*Raw records*.

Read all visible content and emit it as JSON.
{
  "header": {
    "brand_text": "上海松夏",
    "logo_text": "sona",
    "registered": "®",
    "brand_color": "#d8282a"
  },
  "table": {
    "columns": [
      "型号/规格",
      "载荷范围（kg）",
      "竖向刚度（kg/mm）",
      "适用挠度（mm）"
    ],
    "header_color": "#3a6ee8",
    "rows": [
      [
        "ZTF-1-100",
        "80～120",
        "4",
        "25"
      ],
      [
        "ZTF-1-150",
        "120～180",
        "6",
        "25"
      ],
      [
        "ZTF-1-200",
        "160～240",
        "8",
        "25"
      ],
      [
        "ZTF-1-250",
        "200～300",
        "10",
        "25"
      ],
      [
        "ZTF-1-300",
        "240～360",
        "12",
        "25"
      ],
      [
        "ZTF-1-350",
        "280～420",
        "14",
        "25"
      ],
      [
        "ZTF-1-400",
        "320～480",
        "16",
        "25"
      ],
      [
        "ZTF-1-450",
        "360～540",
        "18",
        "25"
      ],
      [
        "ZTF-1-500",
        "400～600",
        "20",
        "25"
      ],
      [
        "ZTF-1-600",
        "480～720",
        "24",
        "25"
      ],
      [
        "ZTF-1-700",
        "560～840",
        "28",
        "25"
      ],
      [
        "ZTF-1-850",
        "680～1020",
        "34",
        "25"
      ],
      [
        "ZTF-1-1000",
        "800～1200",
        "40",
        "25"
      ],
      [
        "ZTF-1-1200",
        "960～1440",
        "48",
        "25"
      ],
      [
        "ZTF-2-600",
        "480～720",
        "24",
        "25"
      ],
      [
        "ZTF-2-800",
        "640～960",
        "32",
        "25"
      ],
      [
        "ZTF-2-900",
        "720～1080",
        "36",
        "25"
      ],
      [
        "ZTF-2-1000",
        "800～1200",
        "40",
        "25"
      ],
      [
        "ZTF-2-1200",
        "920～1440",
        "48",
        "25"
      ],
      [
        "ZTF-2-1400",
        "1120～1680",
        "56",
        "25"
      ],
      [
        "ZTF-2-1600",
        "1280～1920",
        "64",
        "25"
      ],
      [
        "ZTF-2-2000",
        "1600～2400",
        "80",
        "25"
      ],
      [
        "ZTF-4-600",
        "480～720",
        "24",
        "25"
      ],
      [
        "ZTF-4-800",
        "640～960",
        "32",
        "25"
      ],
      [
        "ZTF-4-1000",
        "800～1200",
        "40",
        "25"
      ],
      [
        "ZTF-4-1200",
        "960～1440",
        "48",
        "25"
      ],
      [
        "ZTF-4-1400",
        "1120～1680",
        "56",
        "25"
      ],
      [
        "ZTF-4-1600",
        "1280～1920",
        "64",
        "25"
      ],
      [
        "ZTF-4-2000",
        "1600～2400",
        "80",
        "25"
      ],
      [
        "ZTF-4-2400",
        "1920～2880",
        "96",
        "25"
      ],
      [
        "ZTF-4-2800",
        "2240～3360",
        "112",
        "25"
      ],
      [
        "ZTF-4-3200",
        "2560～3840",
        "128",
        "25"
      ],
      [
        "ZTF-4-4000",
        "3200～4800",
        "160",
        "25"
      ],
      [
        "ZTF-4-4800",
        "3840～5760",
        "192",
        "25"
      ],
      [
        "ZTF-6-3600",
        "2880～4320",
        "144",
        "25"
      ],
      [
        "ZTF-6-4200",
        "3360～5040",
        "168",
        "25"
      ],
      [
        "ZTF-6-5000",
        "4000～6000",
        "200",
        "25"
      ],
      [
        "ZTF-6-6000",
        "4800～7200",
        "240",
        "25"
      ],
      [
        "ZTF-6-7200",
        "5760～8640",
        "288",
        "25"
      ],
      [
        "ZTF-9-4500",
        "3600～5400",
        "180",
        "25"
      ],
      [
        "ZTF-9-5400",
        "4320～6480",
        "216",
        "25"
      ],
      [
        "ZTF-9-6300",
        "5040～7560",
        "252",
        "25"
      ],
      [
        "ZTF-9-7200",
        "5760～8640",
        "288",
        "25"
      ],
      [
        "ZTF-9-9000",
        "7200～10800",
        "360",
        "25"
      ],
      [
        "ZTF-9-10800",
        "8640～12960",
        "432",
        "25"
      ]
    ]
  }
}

*Task to carry out*. What do the records say? Quote them all exactly.

*Complete answer*.
Read all visible content and emit it as JSON.
{
  "header": {
    "brand_text": "上海松夏",
    "logo_text": "sona",
    "registered": "®",
    "brand_color": "#d8282a"
  },
  "table": {
    "columns": [
      "型号/规格",
      "载荷范围（kg）",
      "竖向刚度（kg/mm）",
      "适用挠度（mm）"
    ],
    "header_color": "#3a6ee8",
    "rows": [
      [
        "ZTF-1-100",
        "80～120",
        "4",
        "25"
      ],
      [
        "ZTF-1-150",
        "120～180",
        "6",
        "25"
      ],
      [
        "ZTF-1-200",
        "160～240",
        "8",
        "25"
      ],
      [
        "ZTF-1-250",
        "200～300",
        "10",
        "25"
      ],
      [
        "ZTF-1-300",
        "240～360",
        "12",
        "25"
      ],
      [
        "ZTF-1-350",
        "280～420",
        "14",
        "25"
      ],
      [
        "ZTF-1-400",
        "320～480",
        "16",
        "25"
      ],
      [
        "ZTF-1-450",
        "360～540",
        "18",
        "25"
      ],
      [
        "ZTF-1-500",
        "400～600",
        "20",
        "25"
      ],
      [
        "ZTF-1-600",
        "480～720",
        "24",
        "25"
      ],
      [
        "ZTF-1-700",
        "560～840",
        "28",
        "25"
      ],
      [
        "ZTF-1-850",
        "680～1020",
        "34",
        "25"
      ],
      [
        "ZTF-1-1000",
        "800～1200",
        "40",
        "25"
      ],
      [
        "ZTF-1-1200",
        "960～1440",
        "48",
        "25"
      ],
      [
        "ZTF-2-600",
        "480～720",
        "24",
        "25"
      ],
      [
        "ZTF-2-800",
        "640～960",
        "32",
        "25"
      ],
      [
        "ZTF-2-900",
        "720～1080",
        "36",
        "25"
      ],
      [
        "ZTF-2-1000",
        "800～1200",
        "40",
        "25"
      ],
      [
        "ZTF-2-1200",
        "920～1440",
        "48",
        "25"
      ],
      [
        "ZTF-2-1400",
        "1120～1680",
        "56",
        "25"
      ],
      [
        "ZTF-2-1600",
        "1280～1920",
        "64",
        "25"
      ],
      [
        "ZTF-2-2000",
        "1600～2400",
        "80",
        "25"
      ],
      [
        "ZTF-4-600",
        "480～720",
        "24",
        "25"
      ],
      [
        "ZTF-4-800",
        "640～960",
        "32",
        "25"
      ],
      [
        "ZTF-4-1000",
        "800～1200",
        "40",
        "25"
      ],
      [
        "ZTF-4-1200",
        "960～1440",
        "48",
        "25"
      ],
      [
        "ZTF-4-1400",
        "1120～1680",
        "56",
        "25"
      ],
      [
        "ZTF-4-1600",
        "1280～1920",
        "64",
        "25"
      ],
      [
        "ZTF-4-2000",
        "1600～2400",
        "80",
        "25"
      ],
      [
        "ZTF-4-2400",
        "1920～2880",
        "96",
        "25"
      ],
      [
        "ZTF-4-2800",
        "2240～3360",
        "112",
        "25"
      ],
      [
        "ZTF-4-3200",
        "2560～3840",
        "128",
        "25"
      ],
      [
        "ZTF-4-4000",
        "3200～4800",
        "160",
        "25"
      ],
      [
        "ZTF-4-4800",
        "3840～5760",
        "192",
        "25"
      ],
      [
        "ZTF-6-3600",
        "2880～4320",
        "144",
        "25"
      ],
      [
        "ZTF-6-4200",
        "3360～5040",
        "168",
        "25"
      ],
      [
        "ZTF-6-5000",
        "4000～6000",
        "200",
        "25"
      ],
      [
        "ZTF-6-6000",
        "4800～7200",
        "240",
        "25"
      ],
      [
        "ZTF-6-7200",
        "5760～8640",
        "288",
        "25"
      ],
      [
        "ZTF-9-4500",
        "3600～5400",
        "180",
        "25"
      ],
      [
        "ZTF-9-5400",
        "4320～6480",
        "216",
        "25"
      ],
      [
        "ZTF-9-6300",
        "5040～7560",
        "252",
        "25"
      ],
      [
        "ZTF-9-7200",
        "5760～8640",
        "288",
        "25"
      ],
      [
        "ZTF-9-9000",
        "7200～10800",
        "360",
        "25"
      ],
      [
        "ZTF-9-10800",
        "8640～12960",
        "432",
        "25"
      ]
    ]
  }
}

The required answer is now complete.